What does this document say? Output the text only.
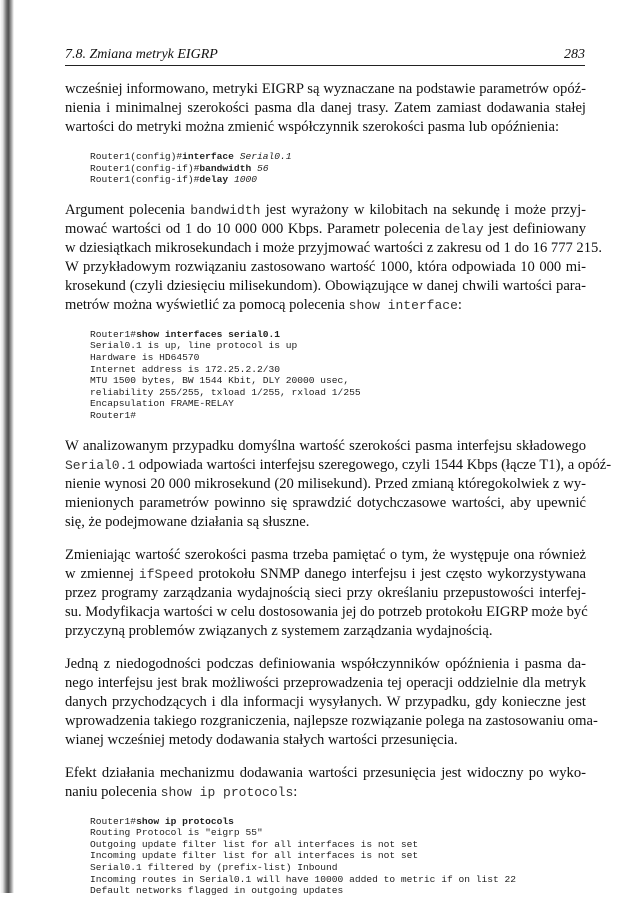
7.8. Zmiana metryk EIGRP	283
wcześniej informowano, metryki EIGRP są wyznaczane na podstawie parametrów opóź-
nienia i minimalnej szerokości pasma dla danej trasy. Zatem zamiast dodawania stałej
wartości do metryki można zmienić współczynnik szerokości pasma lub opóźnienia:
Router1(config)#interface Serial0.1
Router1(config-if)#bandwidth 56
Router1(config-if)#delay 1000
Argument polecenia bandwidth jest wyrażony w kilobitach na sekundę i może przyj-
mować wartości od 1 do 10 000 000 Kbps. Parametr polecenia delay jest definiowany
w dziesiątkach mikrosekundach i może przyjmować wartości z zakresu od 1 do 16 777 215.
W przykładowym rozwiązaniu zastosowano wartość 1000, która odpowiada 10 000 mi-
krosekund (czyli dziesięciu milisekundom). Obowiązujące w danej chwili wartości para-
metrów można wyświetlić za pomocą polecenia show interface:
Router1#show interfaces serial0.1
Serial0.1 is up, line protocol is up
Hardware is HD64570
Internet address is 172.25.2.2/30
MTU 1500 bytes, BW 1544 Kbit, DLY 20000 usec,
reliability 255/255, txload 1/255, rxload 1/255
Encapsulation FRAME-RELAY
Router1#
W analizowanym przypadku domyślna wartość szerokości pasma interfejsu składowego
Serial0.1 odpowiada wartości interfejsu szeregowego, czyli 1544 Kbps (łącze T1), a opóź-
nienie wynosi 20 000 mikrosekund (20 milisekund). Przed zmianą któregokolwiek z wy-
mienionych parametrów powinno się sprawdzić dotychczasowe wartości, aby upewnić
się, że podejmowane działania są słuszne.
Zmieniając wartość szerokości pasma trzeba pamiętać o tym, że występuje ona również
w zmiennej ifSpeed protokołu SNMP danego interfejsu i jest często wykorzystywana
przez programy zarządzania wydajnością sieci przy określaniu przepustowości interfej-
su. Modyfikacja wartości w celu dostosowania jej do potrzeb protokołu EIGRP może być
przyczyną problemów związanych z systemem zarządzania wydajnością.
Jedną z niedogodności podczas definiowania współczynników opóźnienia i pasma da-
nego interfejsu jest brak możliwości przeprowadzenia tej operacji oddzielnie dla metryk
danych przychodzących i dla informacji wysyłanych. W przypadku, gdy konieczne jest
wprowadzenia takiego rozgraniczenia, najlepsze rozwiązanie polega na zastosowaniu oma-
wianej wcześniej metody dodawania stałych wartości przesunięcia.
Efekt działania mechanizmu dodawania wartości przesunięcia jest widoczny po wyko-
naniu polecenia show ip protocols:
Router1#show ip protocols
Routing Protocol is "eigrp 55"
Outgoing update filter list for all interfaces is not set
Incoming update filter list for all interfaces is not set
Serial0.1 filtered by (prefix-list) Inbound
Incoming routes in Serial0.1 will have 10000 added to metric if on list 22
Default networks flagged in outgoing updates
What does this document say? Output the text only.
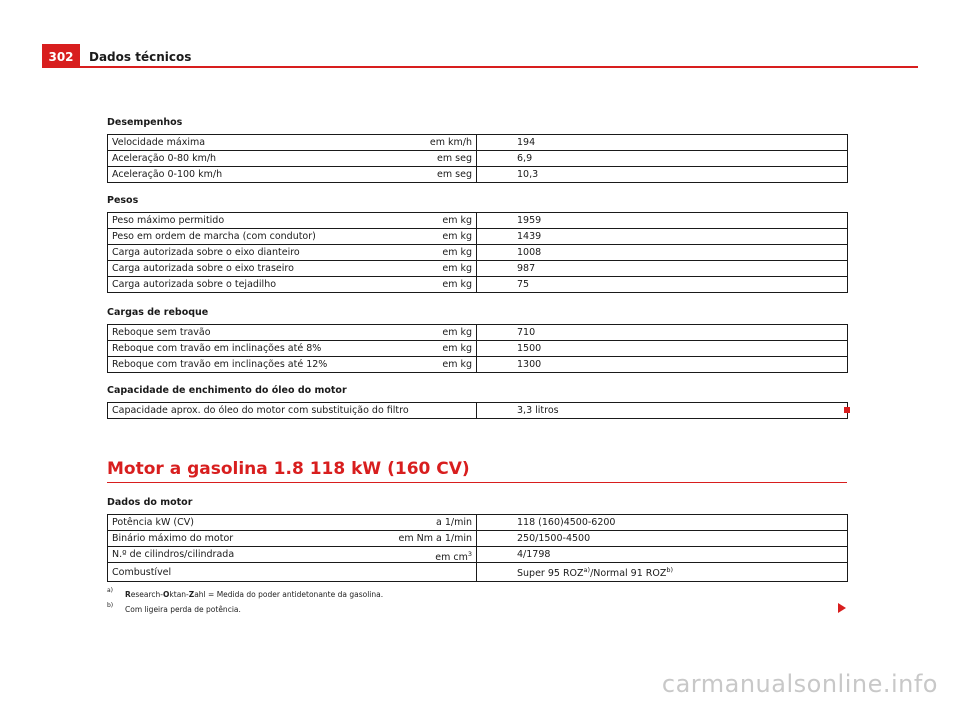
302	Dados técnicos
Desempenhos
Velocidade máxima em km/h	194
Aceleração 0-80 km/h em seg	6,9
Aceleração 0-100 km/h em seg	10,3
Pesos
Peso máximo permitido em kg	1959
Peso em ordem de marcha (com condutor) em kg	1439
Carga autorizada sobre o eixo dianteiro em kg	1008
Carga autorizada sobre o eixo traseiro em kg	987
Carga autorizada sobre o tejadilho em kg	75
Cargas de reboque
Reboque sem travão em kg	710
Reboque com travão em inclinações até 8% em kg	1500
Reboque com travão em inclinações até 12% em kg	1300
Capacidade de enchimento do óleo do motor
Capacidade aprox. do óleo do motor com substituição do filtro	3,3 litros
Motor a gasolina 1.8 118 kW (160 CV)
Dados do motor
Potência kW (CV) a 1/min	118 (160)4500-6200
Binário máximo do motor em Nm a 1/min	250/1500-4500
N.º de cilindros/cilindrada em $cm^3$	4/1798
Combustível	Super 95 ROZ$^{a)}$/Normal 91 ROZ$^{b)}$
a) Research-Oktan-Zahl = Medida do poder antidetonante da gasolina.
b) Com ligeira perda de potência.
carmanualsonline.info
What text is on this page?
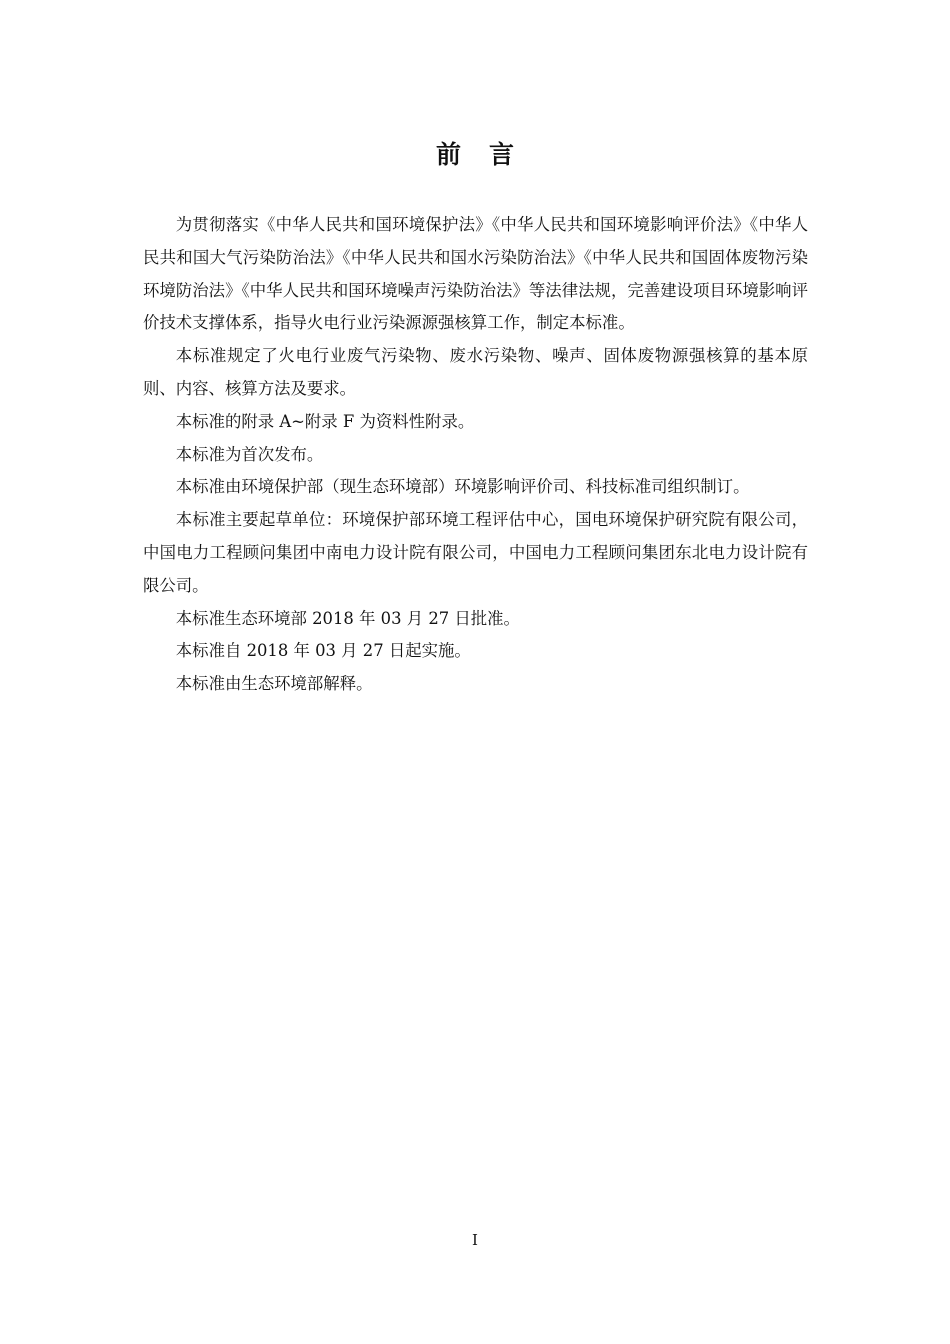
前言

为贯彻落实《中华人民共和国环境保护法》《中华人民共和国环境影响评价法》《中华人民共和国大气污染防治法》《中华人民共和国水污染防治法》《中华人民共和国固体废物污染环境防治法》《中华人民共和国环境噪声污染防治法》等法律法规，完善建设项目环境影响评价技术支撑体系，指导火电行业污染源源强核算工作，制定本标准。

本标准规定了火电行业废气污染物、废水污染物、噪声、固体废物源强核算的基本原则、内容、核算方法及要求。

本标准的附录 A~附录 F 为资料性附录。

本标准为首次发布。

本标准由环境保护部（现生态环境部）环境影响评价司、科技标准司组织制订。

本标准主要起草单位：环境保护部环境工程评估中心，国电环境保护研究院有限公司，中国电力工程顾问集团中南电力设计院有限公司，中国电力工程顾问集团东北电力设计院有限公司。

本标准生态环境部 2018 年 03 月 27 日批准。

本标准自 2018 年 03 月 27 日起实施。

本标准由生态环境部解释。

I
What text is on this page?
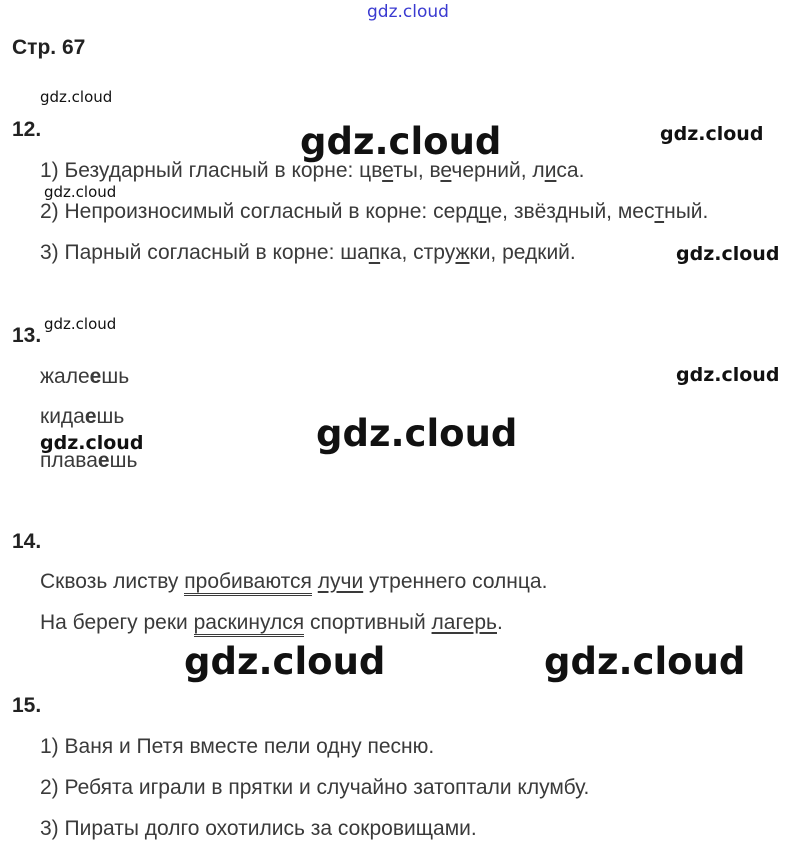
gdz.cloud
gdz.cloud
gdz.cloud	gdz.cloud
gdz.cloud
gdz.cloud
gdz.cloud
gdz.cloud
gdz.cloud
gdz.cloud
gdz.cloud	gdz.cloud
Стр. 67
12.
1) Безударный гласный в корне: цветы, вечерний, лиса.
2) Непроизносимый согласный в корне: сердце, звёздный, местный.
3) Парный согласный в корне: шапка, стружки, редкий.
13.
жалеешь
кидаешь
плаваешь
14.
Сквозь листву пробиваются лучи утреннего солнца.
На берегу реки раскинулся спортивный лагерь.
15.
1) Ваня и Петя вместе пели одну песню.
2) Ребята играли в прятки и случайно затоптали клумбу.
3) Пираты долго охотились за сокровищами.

######

Transcribe each entry precisely as given, leaving the pictures out.

What does this document say? Output the text only.
7.8. Zmiana metryk EIGRP	283
wcześniej informowano, metryki EIGRP są wyznaczane na podstawie parametrów opóź-
nienia i minimalnej szerokości pasma dla danej trasy. Zatem zamiast dodawania stałej
wartości do metryki można zmienić współczynnik szerokości pasma lub opóźnienia:
Router1(config)#interface Serial0.1
Router1(config-if)#bandwidth 56
Router1(config-if)#delay 1000
Argument polecenia bandwidth jest wyrażony w kilobitach na sekundę i może przyj-
mować wartości od 1 do 10 000 000 Kbps. Parametr polecenia delay jest definiowany
w dziesiątkach mikrosekundach i może przyjmować wartości z zakresu od 1 do 16 777 215.
W przykładowym rozwiązaniu zastosowano wartość 1000, która odpowiada 10 000 mi-
krosekund (czyli dziesięciu milisekundom). Obowiązujące w danej chwili wartości para-
metrów można wyświetlić za pomocą polecenia show interface:
Router1#show interfaces serial0.1
Serial0.1 is up, line protocol is up
Hardware is HD64570
Internet address is 172.25.2.2/30
MTU 1500 bytes, BW 1544 Kbit, DLY 20000 usec,
reliability 255/255, txload 1/255, rxload 1/255
Encapsulation FRAME-RELAY
Router1#
W analizowanym przypadku domyślna wartość szerokości pasma interfejsu składowego
Serial0.1 odpowiada wartości interfejsu szeregowego, czyli 1544 Kbps (łącze T1), a opóź-
nienie wynosi 20 000 mikrosekund (20 milisekund). Przed zmianą któregokolwiek z wy-
mienionych parametrów powinno się sprawdzić dotychczasowe wartości, aby upewnić
się, że podejmowane działania są słuszne.
Zmieniając wartość szerokości pasma trzeba pamiętać o tym, że występuje ona również
w zmiennej ifSpeed protokołu SNMP danego interfejsu i jest często wykorzystywana
przez programy zarządzania wydajnością sieci przy określaniu przepustowości interfej-
su. Modyfikacja wartości w celu dostosowania jej do potrzeb protokołu EIGRP może być
przyczyną problemów związanych z systemem zarządzania wydajnością.
Jedną z niedogodności podczas definiowania współczynników opóźnienia i pasma da-
nego interfejsu jest brak możliwości przeprowadzenia tej operacji oddzielnie dla metryk
danych przychodzących i dla informacji wysyłanych. W przypadku, gdy konieczne jest
wprowadzenia takiego rozgraniczenia, najlepsze rozwiązanie polega na zastosowaniu oma-
wianej wcześniej metody dodawania stałych wartości przesunięcia.
Efekt działania mechanizmu dodawania wartości przesunięcia jest widoczny po wyko-
naniu polecenia show ip protocols:
Router1#show ip protocols
Routing Protocol is "eigrp 55"
Outgoing update filter list for all interfaces is not set
Incoming update filter list for all interfaces is not set
Serial0.1 filtered by (prefix-list) Inbound
Incoming routes in Serial0.1 will have 10000 added to metric if on list 22
Default networks flagged in outgoing updates
What does this document say? Output the text only.
302	Dados técnicos
Desempenhos
Velocidade máxima em km/h	194
Aceleração 0-80 km/h em seg	6,9
Aceleração 0-100 km/h em seg	10,3
Pesos
Peso máximo permitido em kg	1959
Peso em ordem de marcha (com condutor) em kg	1439
Carga autorizada sobre o eixo dianteiro em kg	1008
Carga autorizada sobre o eixo traseiro em kg	987
Carga autorizada sobre o tejadilho em kg	75
Cargas de reboque
Reboque sem travão em kg	710
Reboque com travão em inclinações até 8% em kg	1500
Reboque com travão em inclinações até 12% em kg	1300
Capacidade de enchimento do óleo do motor
Capacidade aprox. do óleo do motor com substituição do filtro	3,3 litros
Motor a gasolina 1.8 118 kW (160 CV)
Dados do motor
Potência kW (CV) a 1/min	118 (160)4500-6200
Binário máximo do motor em Nm a 1/min	250/1500-4500
N.º de cilindros/cilindrada em $cm^3$	4/1798
Combustível	Super 95 ROZ$^{a)}$/Normal 91 ROZ$^{b)}$
a) Research-Oktan-Zahl = Medida do poder antidetonante da gasolina.
b) Com ligeira perda de potência.
carmanualsonline.info
What text is on this page?
前言

为贯彻落实《中华人民共和国环境保护法》《中华人民共和国环境影响评价法》《中华人民共和国大气污染防治法》《中华人民共和国水污染防治法》《中华人民共和国固体废物污染环境防治法》《中华人民共和国环境噪声污染防治法》等法律法规，完善建设项目环境影响评价技术支撑体系，指导火电行业污染源源强核算工作，制定本标准。

本标准规定了火电行业废气污染物、废水污染物、噪声、固体废物源强核算的基本原则、内容、核算方法及要求。

本标准的附录 A~附录 F 为资料性附录。

本标准为首次发布。

本标准由环境保护部（现生态环境部）环境影响评价司、科技标准司组织制订。

本标准主要起草单位：环境保护部环境工程评估中心，国电环境保护研究院有限公司，中国电力工程顾问集团中南电力设计院有限公司，中国电力工程顾问集团东北电力设计院有限公司。

本标准生态环境部 2018 年 03 月 27 日批准。

本标准自 2018 年 03 月 27 日起实施。

本标准由生态环境部解释。

I
What text is on this page?
gdz.cloud
gdz.cloud
gdz.cloud	gdz.cloud
gdz.cloud
gdz.cloud
gdz.cloud
gdz.cloud
gdz.cloud
gdz.cloud
gdz.cloud	gdz.cloud
Стр. 67
12.
1) Безударный гласный в корне: цветы, вечерний, лиса.
2) Непроизносимый согласный в корне: сердце, звёздный, местный.
3) Парный согласный в корне: шапка, стружки, редкий.
13.
жалеешь
кидаешь
плаваешь
14.
Сквозь листву пробиваются лучи утреннего солнца.
На берегу реки раскинулся спортивный лагерь.
15.
1) Ваня и Петя вместе пели одну песню.
2) Ребята играли в прятки и случайно затоптали клумбу.
3) Пираты долго охотились за сокровищами.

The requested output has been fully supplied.